Objective: Gather the lines below that include the string "title", copying each in full.
--- start Record list ---
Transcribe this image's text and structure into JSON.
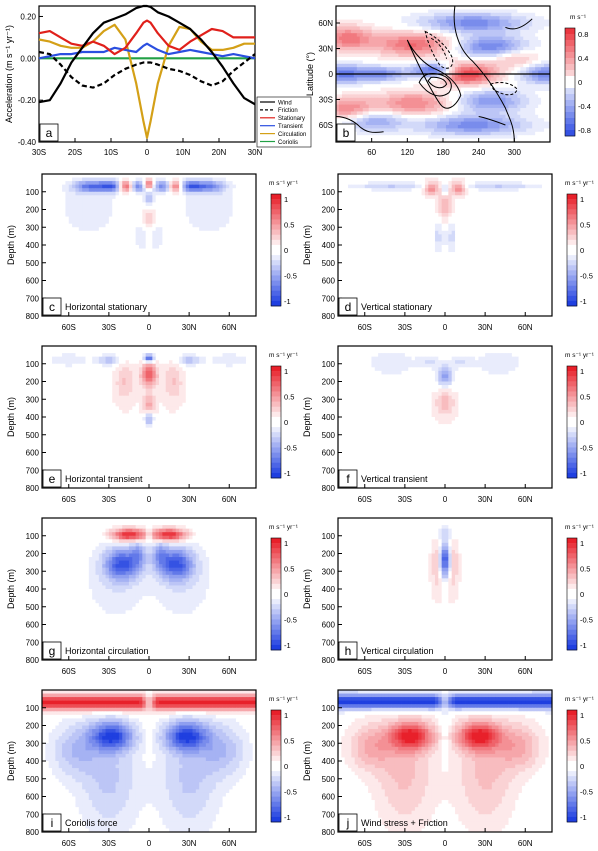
{
  "chart_data": [
    {
      "panel": "a",
      "type": "line",
      "ylabel": "Acceleration (m s⁻¹ yr⁻¹)",
      "ylim": [
        -0.4,
        0.25
      ],
      "yticks": [
        "0.20",
        "0.00",
        "-0.20",
        "-0.40"
      ],
      "xticks": [
        "30S",
        "20S",
        "10S",
        "0",
        "10N",
        "20N",
        "30N"
      ],
      "x": [
        -30,
        -27,
        -24,
        -21,
        -18,
        -15,
        -12,
        -9,
        -6,
        -3,
        -1,
        0,
        1,
        3,
        6,
        9,
        12,
        15,
        18,
        21,
        24,
        27,
        30
      ],
      "legend_position": "bottom-right",
      "series": [
        {
          "name": "Wind",
          "color": "#000000",
          "dash": "solid",
          "values": [
            -0.21,
            -0.2,
            -0.12,
            -0.02,
            0.05,
            0.12,
            0.17,
            0.19,
            0.21,
            0.24,
            0.25,
            0.25,
            0.245,
            0.22,
            0.2,
            0.17,
            0.14,
            0.09,
            0.03,
            -0.04,
            -0.12,
            -0.19,
            -0.22
          ]
        },
        {
          "name": "Friction",
          "color": "#000000",
          "dash": "dashed",
          "values": [
            0.03,
            0.02,
            -0.03,
            -0.09,
            -0.13,
            -0.14,
            -0.12,
            -0.08,
            -0.05,
            -0.03,
            -0.02,
            -0.02,
            -0.02,
            -0.03,
            -0.05,
            -0.06,
            -0.08,
            -0.11,
            -0.13,
            -0.11,
            -0.06,
            -0.02,
            0.02
          ]
        },
        {
          "name": "Stationary",
          "color": "#e0201b",
          "dash": "solid",
          "values": [
            0.12,
            0.13,
            0.1,
            0.07,
            0.06,
            0.08,
            0.06,
            0.02,
            0.05,
            0.12,
            0.17,
            0.18,
            0.17,
            0.12,
            0.06,
            0.04,
            0.08,
            0.11,
            0.14,
            0.13,
            0.1,
            0.1,
            0.1
          ]
        },
        {
          "name": "Transient",
          "color": "#2b4fe0",
          "dash": "solid",
          "values": [
            0.0,
            0.01,
            0.02,
            0.02,
            0.03,
            0.03,
            0.03,
            0.05,
            0.04,
            0.03,
            0.06,
            0.07,
            0.06,
            0.04,
            0.02,
            0.03,
            0.04,
            0.03,
            0.02,
            0.01,
            0.02,
            0.01,
            0.0
          ]
        },
        {
          "name": "Circulation",
          "color": "#d4a017",
          "dash": "solid",
          "values": [
            0.09,
            0.08,
            0.06,
            0.05,
            0.05,
            0.08,
            0.13,
            0.16,
            0.09,
            -0.12,
            -0.3,
            -0.38,
            -0.3,
            -0.12,
            0.06,
            0.15,
            0.14,
            0.08,
            0.04,
            0.04,
            0.05,
            0.07,
            0.07
          ]
        },
        {
          "name": "Coriolis",
          "color": "#22a046",
          "dash": "solid",
          "values": [
            0.0,
            0.0,
            0.0,
            0.0,
            0.0,
            0.0,
            0.0,
            0.0,
            0.0,
            0.0,
            0.0,
            0.0,
            0.0,
            0.0,
            0.0,
            0.0,
            0.0,
            0.0,
            0.0,
            0.0,
            0.0,
            0.0,
            0.0
          ]
        }
      ]
    },
    {
      "panel": "b",
      "type": "heatmap",
      "ylabel": "Latitude (°)",
      "xticks": [
        "60",
        "120",
        "180",
        "240",
        "300"
      ],
      "yticks": [
        "60N",
        "30N",
        "0",
        "30S",
        "60S"
      ],
      "colorbar_unit": "m s⁻¹",
      "colorbar_ticks": [
        "0.8",
        "0.4",
        "0",
        "-0.4",
        "-0.8"
      ],
      "zlim": [
        -0.9,
        0.9
      ]
    },
    {
      "panel": "c",
      "type": "heatmap",
      "title": "Horizontal stationary",
      "ylabel": "Depth (m)"
    },
    {
      "panel": "d",
      "type": "heatmap",
      "title": "Vertical stationary",
      "ylabel": "Depth (m)"
    },
    {
      "panel": "e",
      "type": "heatmap",
      "title": "Horizontal transient",
      "ylabel": "Depth (m)"
    },
    {
      "panel": "f",
      "type": "heatmap",
      "title": "Vertical transient",
      "ylabel": "Depth (m)"
    },
    {
      "panel": "g",
      "type": "heatmap",
      "title": "Horizontal circulation",
      "ylabel": "Depth (m)"
    },
    {
      "panel": "h",
      "type": "heatmap",
      "title": "Vertical circulation",
      "ylabel": "Depth (m)"
    },
    {
      "panel": "i",
      "type": "heatmap",
      "title": "Coriolis force",
      "ylabel": "Depth (m)"
    },
    {
      "panel": "j",
      "type": "heatmap",
      "title": "Wind stress + Friction",
      "ylabel": "Depth (m)"
    }
  ],
  "depth_axis": {
    "ylim": [
      0,
      800
    ],
    "yticks": [
      "100",
      "200",
      "300",
      "400",
      "500",
      "600",
      "700",
      "800"
    ],
    "xticks": [
      "60S",
      "30S",
      "0",
      "30N",
      "60N"
    ],
    "colorbar_unit": "m s⁻¹ yr⁻¹",
    "colorbar_ticks": [
      "1",
      "0.5",
      "0",
      "-0.5",
      "-1"
    ],
    "zlim": [
      -1.1,
      1.1
    ]
  },
  "colors": {
    "positive": "#e8202a",
    "negative": "#1f3fe0",
    "neutral": "#ffffff"
  }
}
--- end Record list ---
Task solution:
      "title": "Horizontal stationary",
      "title": "Vertical stationary",
      "title": "Horizontal transient",
      "title": "Vertical transient",
      "title": "Horizontal circulation",
      "title": "Vertical circulation",
      "title": "Coriolis force",
      "title": "Wind stress + Friction",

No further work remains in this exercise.